Report every line below that holds the word "content".

------ DATA EXTRACT

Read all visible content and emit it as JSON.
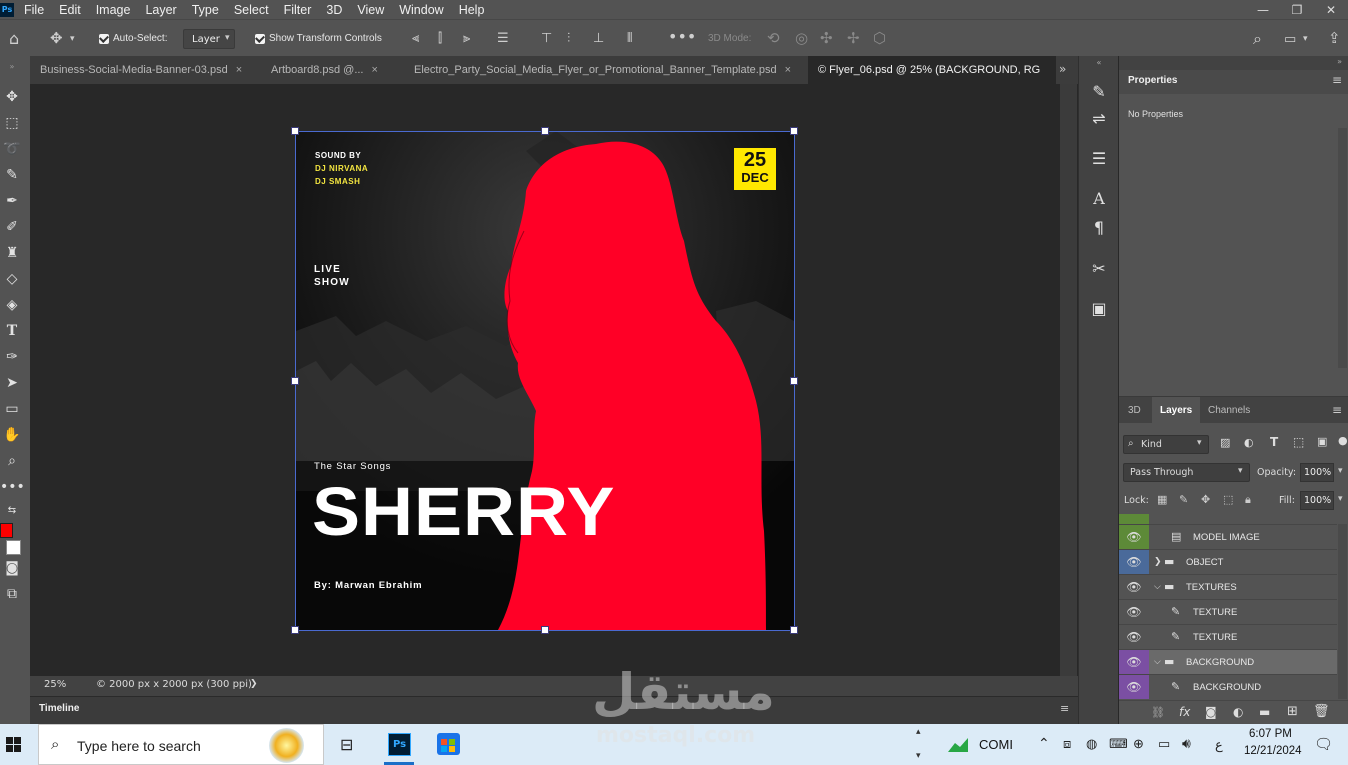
{
  "menu": [
    "File",
    "Edit",
    "Image",
    "Layer",
    "Type",
    "Select",
    "Filter",
    "3D",
    "View",
    "Window",
    "Help"
  ],
  "options": {
    "auto_select_label": "Auto-Select:",
    "auto_select_value": "Layer",
    "transform_label": "Show Transform Controls",
    "mode_3d_label": "3D Mode:"
  },
  "tabs": [
    {
      "label": "Business-Social-Media-Banner-03.psd",
      "close": "×"
    },
    {
      "label": "Artboard8.psd @...",
      "close": "×"
    },
    {
      "label": "Electro_Party_Social_Media_Flyer_or_Promotional_Banner_Template.psd",
      "close": "×"
    },
    {
      "label": "© Flyer_06.psd @ 25% (BACKGROUND, RG"
    }
  ],
  "tabs_more": "»",
  "poster": {
    "sound_by": "SOUND BY",
    "dj1": "DJ NIRVANA",
    "dj2": "DJ SMASH",
    "day": "25",
    "month": "DEC",
    "live": "LIVE",
    "show": "SHOW",
    "star_songs": "The Star Songs",
    "name": "SHERRY",
    "author": "By: Marwan Ebrahim"
  },
  "status": {
    "zoom": "25%",
    "doc_info": "© 2000 px x 2000 px (300 ppi)",
    "arrow": "❯"
  },
  "timeline_label": "Timeline",
  "properties": {
    "title": "Properties",
    "content": "No Properties"
  },
  "layers_panel": {
    "tabs": [
      "3D",
      "Layers",
      "Channels"
    ],
    "filter_kind": "Kind",
    "blend_mode": "Pass Through",
    "opacity_label": "Opacity:",
    "opacity_value": "100%",
    "lock_label": "Lock:",
    "fill_label": "Fill:",
    "fill_value": "100%",
    "rows": [
      {
        "name": "MODEL IMAGE",
        "color": "#5d8a38",
        "indent": 74,
        "icon": "▤"
      },
      {
        "name": "OBJECT",
        "color": "#4a6a9a",
        "indent": 67,
        "icon": "▬"
      },
      {
        "name": "TEXTURES",
        "color": "",
        "indent": 67,
        "icon": "▬"
      },
      {
        "name": "TEXTURE",
        "color": "",
        "indent": 74,
        "icon": "✎"
      },
      {
        "name": "TEXTURE",
        "color": "",
        "indent": 74,
        "icon": "✎"
      },
      {
        "name": "BACKGROUND",
        "color": "#7b4fa3",
        "indent": 67,
        "icon": "▬"
      },
      {
        "name": "BACKGROUND",
        "color": "#7b4fa3",
        "indent": 74,
        "icon": "✎"
      }
    ]
  },
  "taskbar": {
    "search_placeholder": "Type here to search",
    "app_label": "COMI",
    "lang": "ع",
    "time": "6:07 PM",
    "date": "12/21/2024"
  },
  "watermark": {
    "arabic": "مستقل",
    "latin": "mostaql.com"
  },
  "colors": {
    "accent_red": "#ff0026",
    "date_yellow": "#ffe800",
    "dj_yellow": "#f4e640"
  }
}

------------

* REPLY TO THE EXERCISE:
Read all visible content and emit it as JSON.
    "content": "No Properties"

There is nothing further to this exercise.